▶ _What is expected_: Reproduce all the entries exactly and keep the pictures out.

# START OF Data for this exercise

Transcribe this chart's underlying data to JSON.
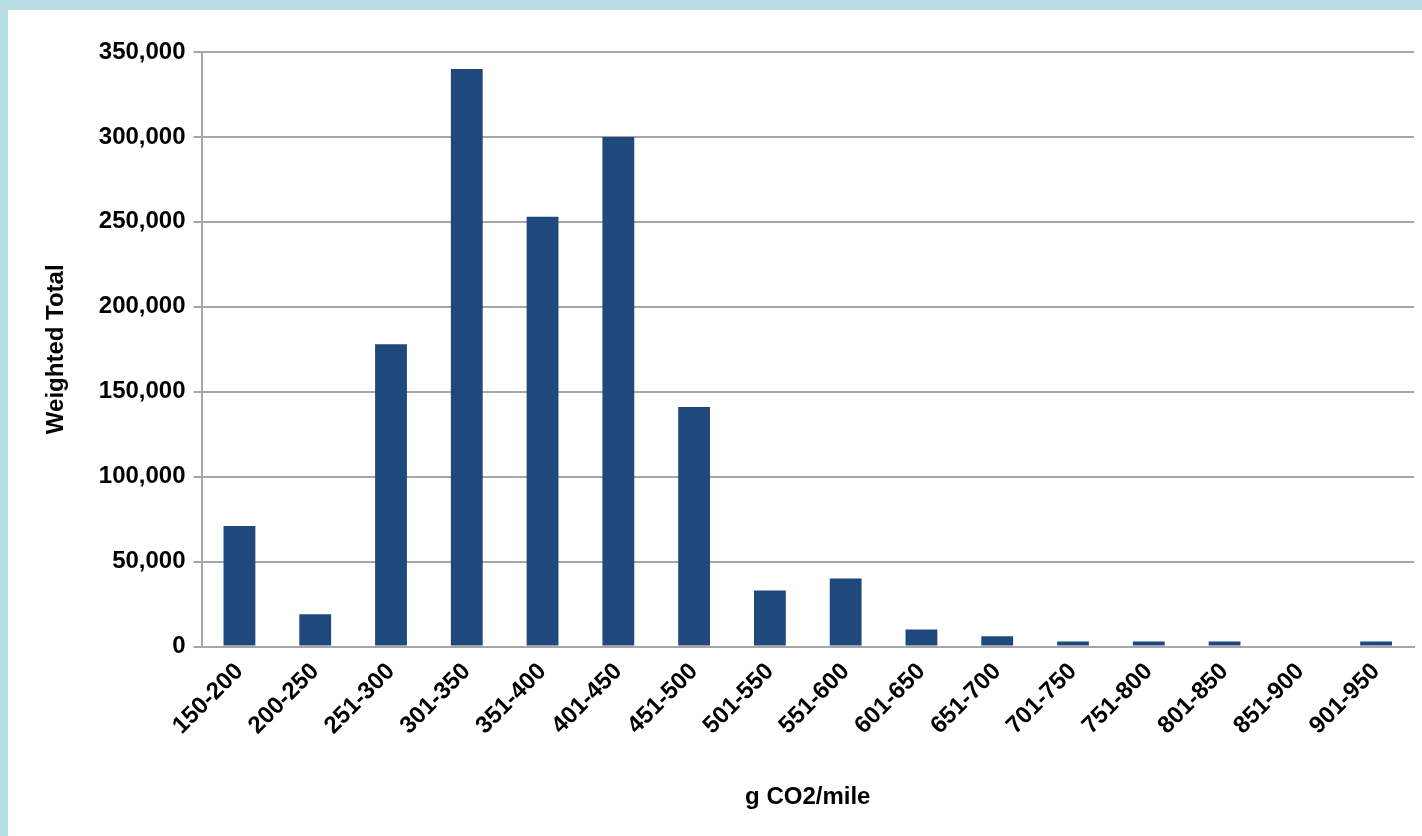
{
  "chart_data": {
    "type": "bar",
    "xlabel": "g CO2/mile",
    "ylabel": "Weighted Total",
    "categories": [
      "150-200",
      "200-250",
      "251-300",
      "301-350",
      "351-400",
      "401-450",
      "451-500",
      "501-550",
      "551-600",
      "601-650",
      "651-700",
      "701-750",
      "751-800",
      "801-850",
      "851-900",
      "901-950"
    ],
    "values": [
      71000,
      19000,
      178000,
      340000,
      253000,
      300000,
      141000,
      33000,
      40000,
      10000,
      6000,
      3000,
      3000,
      3000,
      0,
      3000
    ],
    "color": "#1f497d",
    "ylim": [
      0,
      350000
    ],
    "yticks": [
      0,
      {
        "value": 50000,
        "label": "50,000"
      },
      {
        "value": 100000,
        "label": "100,000"
      },
      {
        "value": 150000,
        "label": "150,000"
      },
      {
        "value": 200000,
        "label": "200,000"
      },
      {
        "value": 250000,
        "label": "250,000"
      },
      {
        "value": 300000,
        "label": "300,000"
      },
      {
        "value": 350000,
        "label": "350,000"
      }
    ],
    "grid": "y",
    "legend": false
  }
}
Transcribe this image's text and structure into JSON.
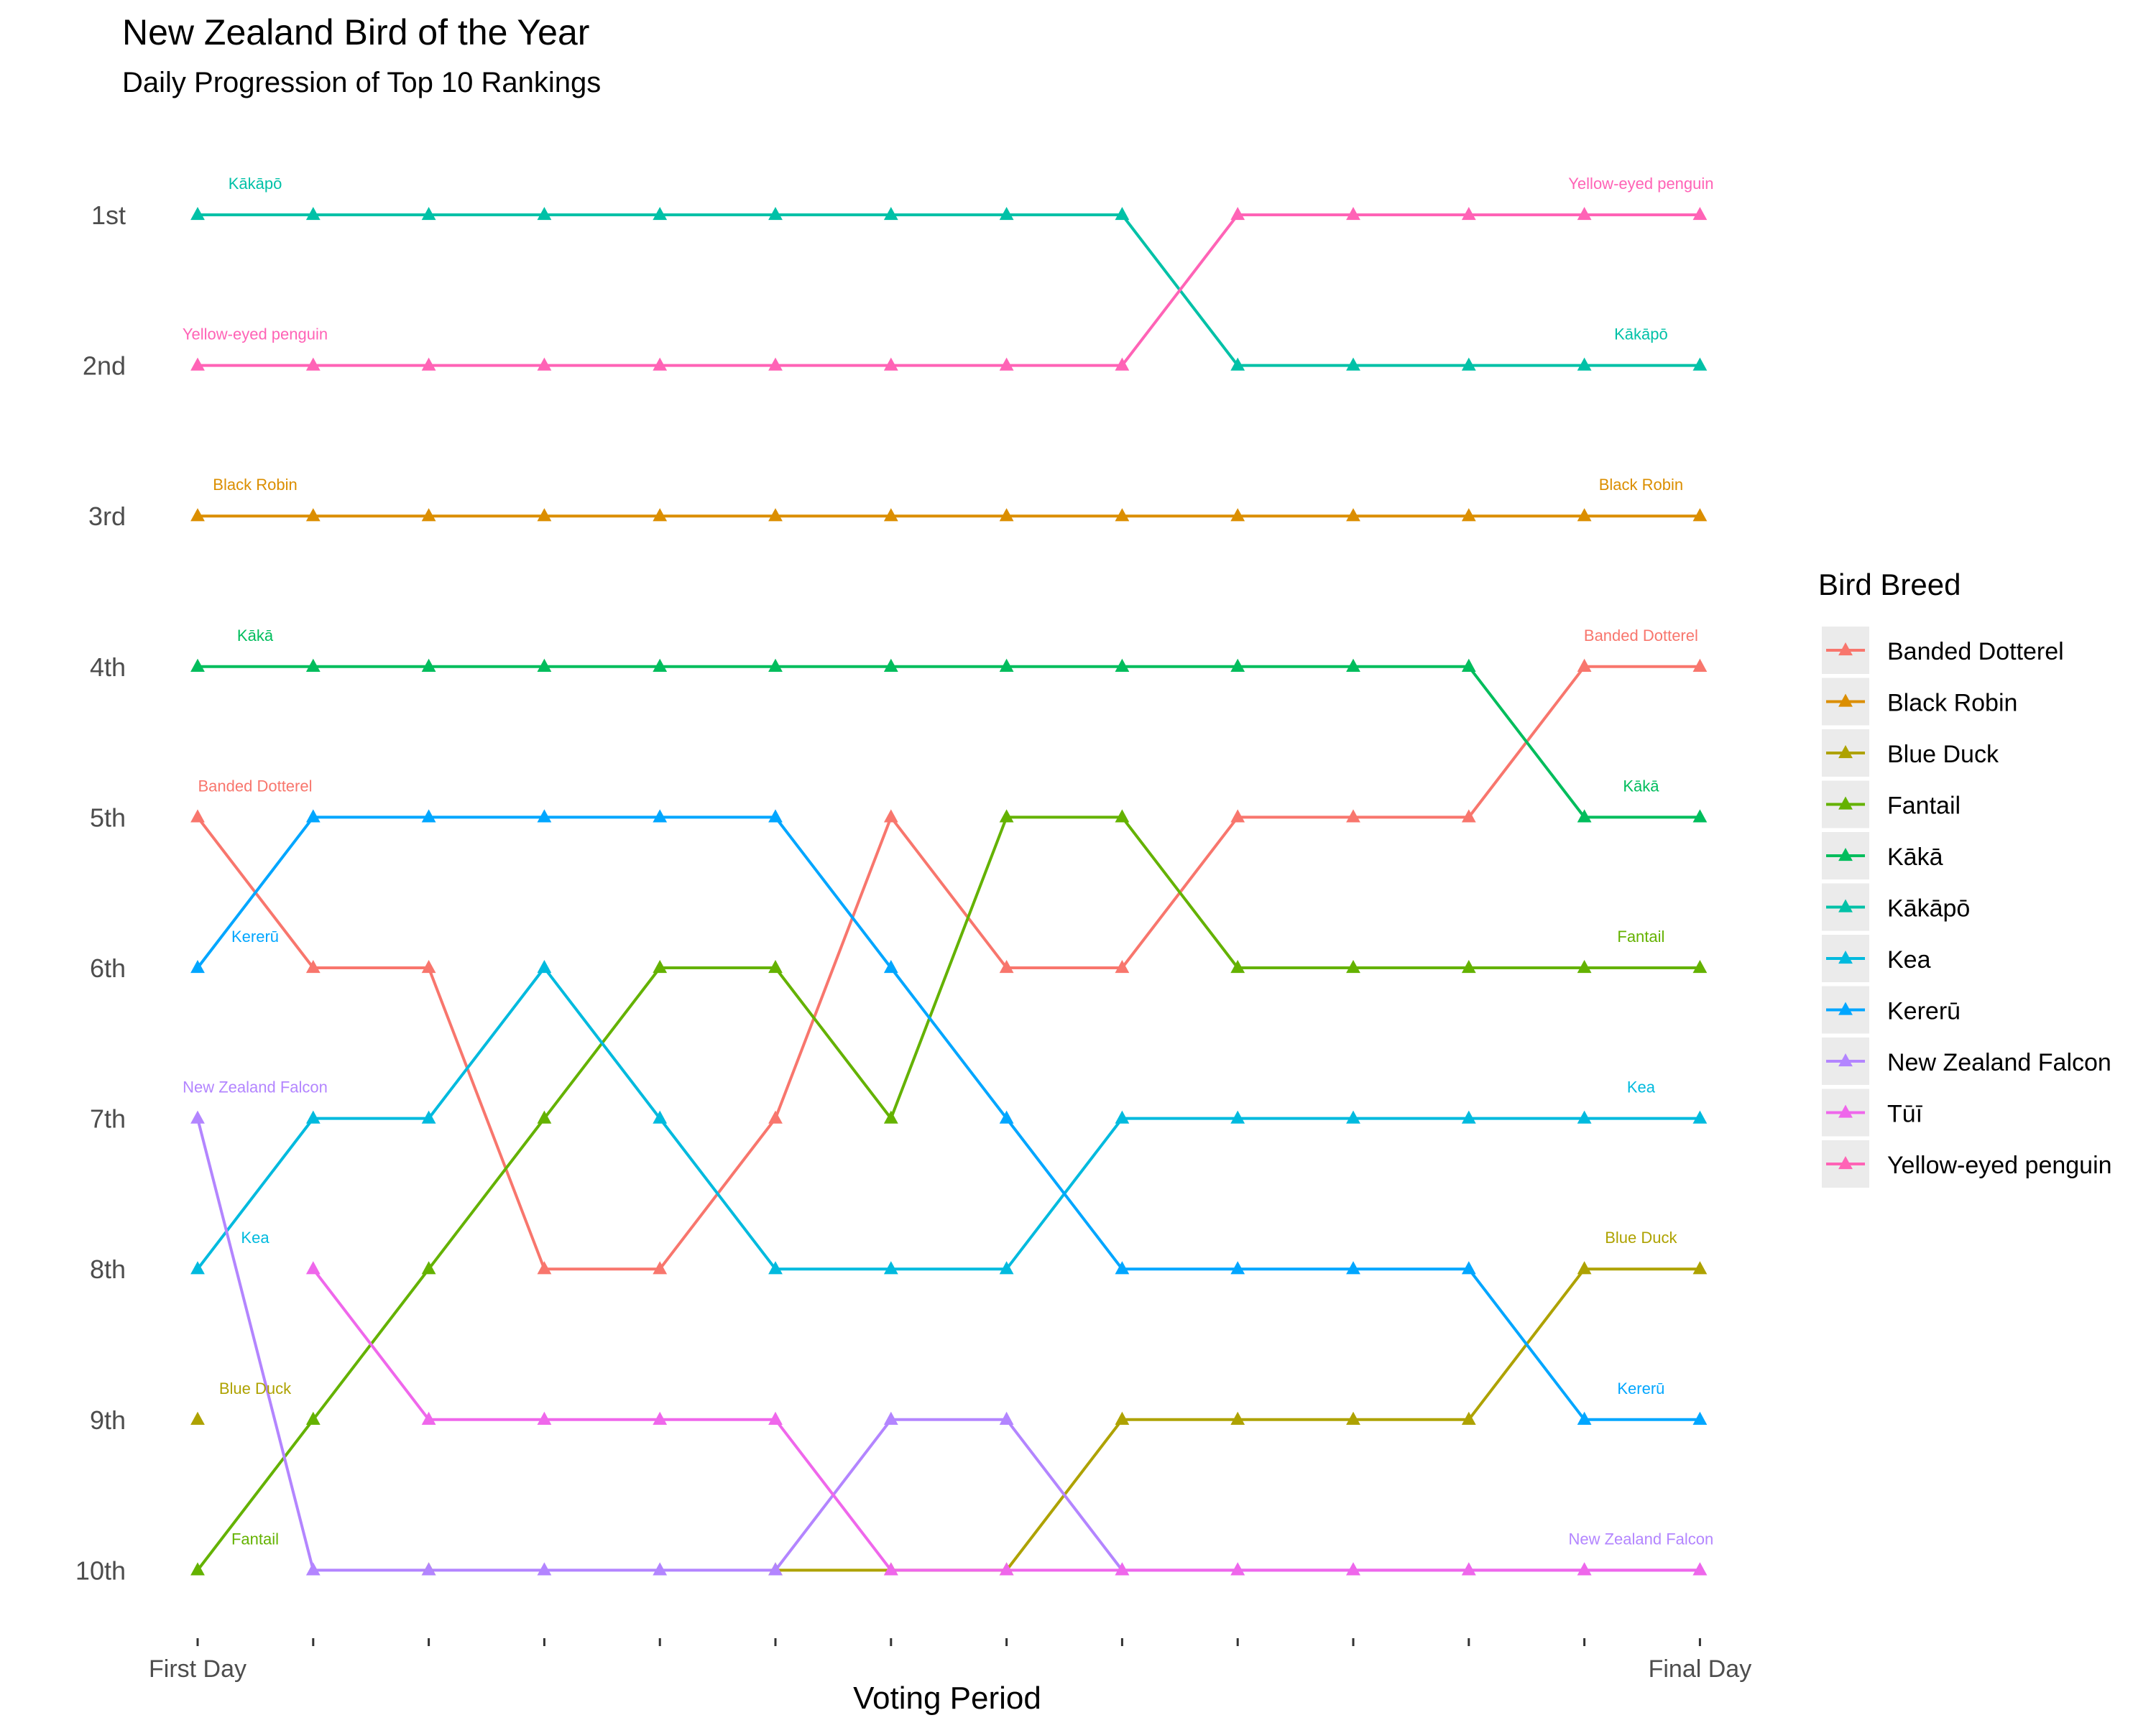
{
  "chart_data": {
    "type": "line",
    "title": "New Zealand Bird of the Year",
    "subtitle": "Daily Progression of Top 10 Rankings",
    "xlabel": "Voting Period",
    "ylabel": "",
    "x_tick_labels": [
      "First Day",
      "",
      "",
      "",
      "",
      "",
      "",
      "",
      "",
      "",
      "",
      "",
      "",
      "Final Day"
    ],
    "y_tick_labels": [
      "1st",
      "2nd",
      "3rd",
      "4th",
      "5th",
      "6th",
      "7th",
      "8th",
      "9th",
      "10th"
    ],
    "y_reversed": true,
    "ylim": [
      1,
      10
    ],
    "legend_title": "Bird Breed",
    "legend_position": "right",
    "grid": false,
    "marker": "triangle",
    "series": [
      {
        "name": "Banded Dotterel",
        "color": "#F8766D",
        "values": [
          5,
          6,
          6,
          8,
          8,
          7,
          5,
          6,
          6,
          5,
          5,
          5,
          4,
          4
        ]
      },
      {
        "name": "Black Robin",
        "color": "#DB8E00",
        "values": [
          3,
          3,
          3,
          3,
          3,
          3,
          3,
          3,
          3,
          3,
          3,
          3,
          3,
          3
        ]
      },
      {
        "name": "Blue Duck",
        "color": "#AEA200",
        "values": [
          9,
          null,
          10,
          null,
          null,
          10,
          10,
          10,
          9,
          9,
          9,
          9,
          8,
          8
        ]
      },
      {
        "name": "Fantail",
        "color": "#64B200",
        "values": [
          10,
          9,
          8,
          7,
          6,
          6,
          7,
          5,
          5,
          6,
          6,
          6,
          6,
          6
        ]
      },
      {
        "name": "Kākā",
        "color": "#00BD5C",
        "values": [
          4,
          4,
          4,
          4,
          4,
          4,
          4,
          4,
          4,
          4,
          4,
          4,
          5,
          5
        ]
      },
      {
        "name": "Kākāpō",
        "color": "#00C1A7",
        "values": [
          1,
          1,
          1,
          1,
          1,
          1,
          1,
          1,
          1,
          2,
          2,
          2,
          2,
          2
        ]
      },
      {
        "name": "Kea",
        "color": "#00BADE",
        "values": [
          8,
          7,
          7,
          6,
          7,
          8,
          8,
          8,
          7,
          7,
          7,
          7,
          7,
          7
        ]
      },
      {
        "name": "Kererū",
        "color": "#00A6FF",
        "values": [
          6,
          5,
          5,
          5,
          5,
          5,
          6,
          7,
          8,
          8,
          8,
          8,
          9,
          9
        ]
      },
      {
        "name": "New Zealand Falcon",
        "color": "#B385FF",
        "values": [
          7,
          10,
          10,
          10,
          10,
          10,
          9,
          9,
          10,
          10,
          10,
          10,
          10,
          10
        ]
      },
      {
        "name": "Tūī",
        "color": "#EF67EB",
        "values": [
          null,
          8,
          9,
          9,
          9,
          9,
          10,
          10,
          10,
          10,
          10,
          10,
          10,
          10
        ]
      },
      {
        "name": "Yellow-eyed penguin",
        "color": "#FF63B6",
        "values": [
          2,
          2,
          2,
          2,
          2,
          2,
          2,
          2,
          2,
          1,
          1,
          1,
          1,
          1
        ]
      }
    ],
    "start_labels": [
      {
        "series": "Kākāpō",
        "rank": 1
      },
      {
        "series": "Yellow-eyed penguin",
        "rank": 2
      },
      {
        "series": "Black Robin",
        "rank": 3
      },
      {
        "series": "Kākā",
        "rank": 4
      },
      {
        "series": "Banded Dotterel",
        "rank": 5
      },
      {
        "series": "Kererū",
        "rank": 6
      },
      {
        "series": "New Zealand Falcon",
        "rank": 7
      },
      {
        "series": "Kea",
        "rank": 8
      },
      {
        "series": "Blue Duck",
        "rank": 9
      },
      {
        "series": "Fantail",
        "rank": 10
      }
    ],
    "end_labels": [
      {
        "series": "Yellow-eyed penguin",
        "rank": 1
      },
      {
        "series": "Kākāpō",
        "rank": 2
      },
      {
        "series": "Black Robin",
        "rank": 3
      },
      {
        "series": "Banded Dotterel",
        "rank": 4
      },
      {
        "series": "Kākā",
        "rank": 5
      },
      {
        "series": "Fantail",
        "rank": 6
      },
      {
        "series": "Kea",
        "rank": 7
      },
      {
        "series": "Blue Duck",
        "rank": 8
      },
      {
        "series": "Kererū",
        "rank": 9
      },
      {
        "series": "New Zealand Falcon",
        "rank": 10
      }
    ]
  }
}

# END OF Data for this exercise

▶ _Task output_:
Transcribe this chart's underlying data to JSON.
{
  "chart_data": {
    "type": "bar",
    "xlabel": "g CO2/mile",
    "ylabel": "Weighted Total",
    "categories": [
      "150-200",
      "200-250",
      "251-300",
      "301-350",
      "351-400",
      "401-450",
      "451-500",
      "501-550",
      "551-600",
      "601-650",
      "651-700",
      "701-750",
      "751-800",
      "801-850",
      "851-900",
      "901-950"
    ],
    "values": [
      71000,
      19000,
      178000,
      340000,
      253000,
      300000,
      141000,
      33000,
      40000,
      10000,
      6000,
      3000,
      3000,
      3000,
      0,
      3000
    ],
    "color": "#1f497d",
    "ylim": [
      0,
      350000
    ],
    "yticks": [
      0,
      {
        "value": 50000,
        "label": "50,000"
      },
      {
        "value": 100000,
        "label": "100,000"
      },
      {
        "value": 150000,
        "label": "150,000"
      },
      {
        "value": 200000,
        "label": "200,000"
      },
      {
        "value": 250000,
        "label": "250,000"
      },
      {
        "value": 300000,
        "label": "300,000"
      },
      {
        "value": 350000,
        "label": "350,000"
      }
    ],
    "grid": "y",
    "legend": false
  }
}
Transcribe this image's text and structure into JSON.
{
  "chart_data": {
    "type": "line",
    "title": "New Zealand Bird of the Year",
    "subtitle": "Daily Progression of Top 10 Rankings",
    "xlabel": "Voting Period",
    "ylabel": "",
    "x_tick_labels": [
      "First Day",
      "",
      "",
      "",
      "",
      "",
      "",
      "",
      "",
      "",
      "",
      "",
      "",
      "Final Day"
    ],
    "y_tick_labels": [
      "1st",
      "2nd",
      "3rd",
      "4th",
      "5th",
      "6th",
      "7th",
      "8th",
      "9th",
      "10th"
    ],
    "y_reversed": true,
    "ylim": [
      1,
      10
    ],
    "legend_title": "Bird Breed",
    "legend_position": "right",
    "grid": false,
    "marker": "triangle",
    "series": [
      {
        "name": "Banded Dotterel",
        "color": "#F8766D",
        "values": [
          5,
          6,
          6,
          8,
          8,
          7,
          5,
          6,
          6,
          5,
          5,
          5,
          4,
          4
        ]
      },
      {
        "name": "Black Robin",
        "color": "#DB8E00",
        "values": [
          3,
          3,
          3,
          3,
          3,
          3,
          3,
          3,
          3,
          3,
          3,
          3,
          3,
          3
        ]
      },
      {
        "name": "Blue Duck",
        "color": "#AEA200",
        "values": [
          9,
          null,
          10,
          null,
          null,
          10,
          10,
          10,
          9,
          9,
          9,
          9,
          8,
          8
        ]
      },
      {
        "name": "Fantail",
        "color": "#64B200",
        "values": [
          10,
          9,
          8,
          7,
          6,
          6,
          7,
          5,
          5,
          6,
          6,
          6,
          6,
          6
        ]
      },
      {
        "name": "Kākā",
        "color": "#00BD5C",
        "values": [
          4,
          4,
          4,
          4,
          4,
          4,
          4,
          4,
          4,
          4,
          4,
          4,
          5,
          5
        ]
      },
      {
        "name": "Kākāpō",
        "color": "#00C1A7",
        "values": [
          1,
          1,
          1,
          1,
          1,
          1,
          1,
          1,
          1,
          2,
          2,
          2,
          2,
          2
        ]
      },
      {
        "name": "Kea",
        "color": "#00BADE",
        "values": [
          8,
          7,
          7,
          6,
          7,
          8,
          8,
          8,
          7,
          7,
          7,
          7,
          7,
          7
        ]
      },
      {
        "name": "Kererū",
        "color": "#00A6FF",
        "values": [
          6,
          5,
          5,
          5,
          5,
          5,
          6,
          7,
          8,
          8,
          8,
          8,
          9,
          9
        ]
      },
      {
        "name": "New Zealand Falcon",
        "color": "#B385FF",
        "values": [
          7,
          10,
          10,
          10,
          10,
          10,
          9,
          9,
          10,
          10,
          10,
          10,
          10,
          10
        ]
      },
      {
        "name": "Tūī",
        "color": "#EF67EB",
        "values": [
          null,
          8,
          9,
          9,
          9,
          9,
          10,
          10,
          10,
          10,
          10,
          10,
          10,
          10
        ]
      },
      {
        "name": "Yellow-eyed penguin",
        "color": "#FF63B6",
        "values": [
          2,
          2,
          2,
          2,
          2,
          2,
          2,
          2,
          2,
          1,
          1,
          1,
          1,
          1
        ]
      }
    ],
    "start_labels": [
      {
        "series": "Kākāpō",
        "rank": 1
      },
      {
        "series": "Yellow-eyed penguin",
        "rank": 2
      },
      {
        "series": "Black Robin",
        "rank": 3
      },
      {
        "series": "Kākā",
        "rank": 4
      },
      {
        "series": "Banded Dotterel",
        "rank": 5
      },
      {
        "series": "Kererū",
        "rank": 6
      },
      {
        "series": "New Zealand Falcon",
        "rank": 7
      },
      {
        "series": "Kea",
        "rank": 8
      },
      {
        "series": "Blue Duck",
        "rank": 9
      },
      {
        "series": "Fantail",
        "rank": 10
      }
    ],
    "end_labels": [
      {
        "series": "Yellow-eyed penguin",
        "rank": 1
      },
      {
        "series": "Kākāpō",
        "rank": 2
      },
      {
        "series": "Black Robin",
        "rank": 3
      },
      {
        "series": "Banded Dotterel",
        "rank": 4
      },
      {
        "series": "Kākā",
        "rank": 5
      },
      {
        "series": "Fantail",
        "rank": 6
      },
      {
        "series": "Kea",
        "rank": 7
      },
      {
        "series": "Blue Duck",
        "rank": 8
      },
      {
        "series": "Kererū",
        "rank": 9
      },
      {
        "series": "New Zealand Falcon",
        "rank": 10
      }
    ]
  }
}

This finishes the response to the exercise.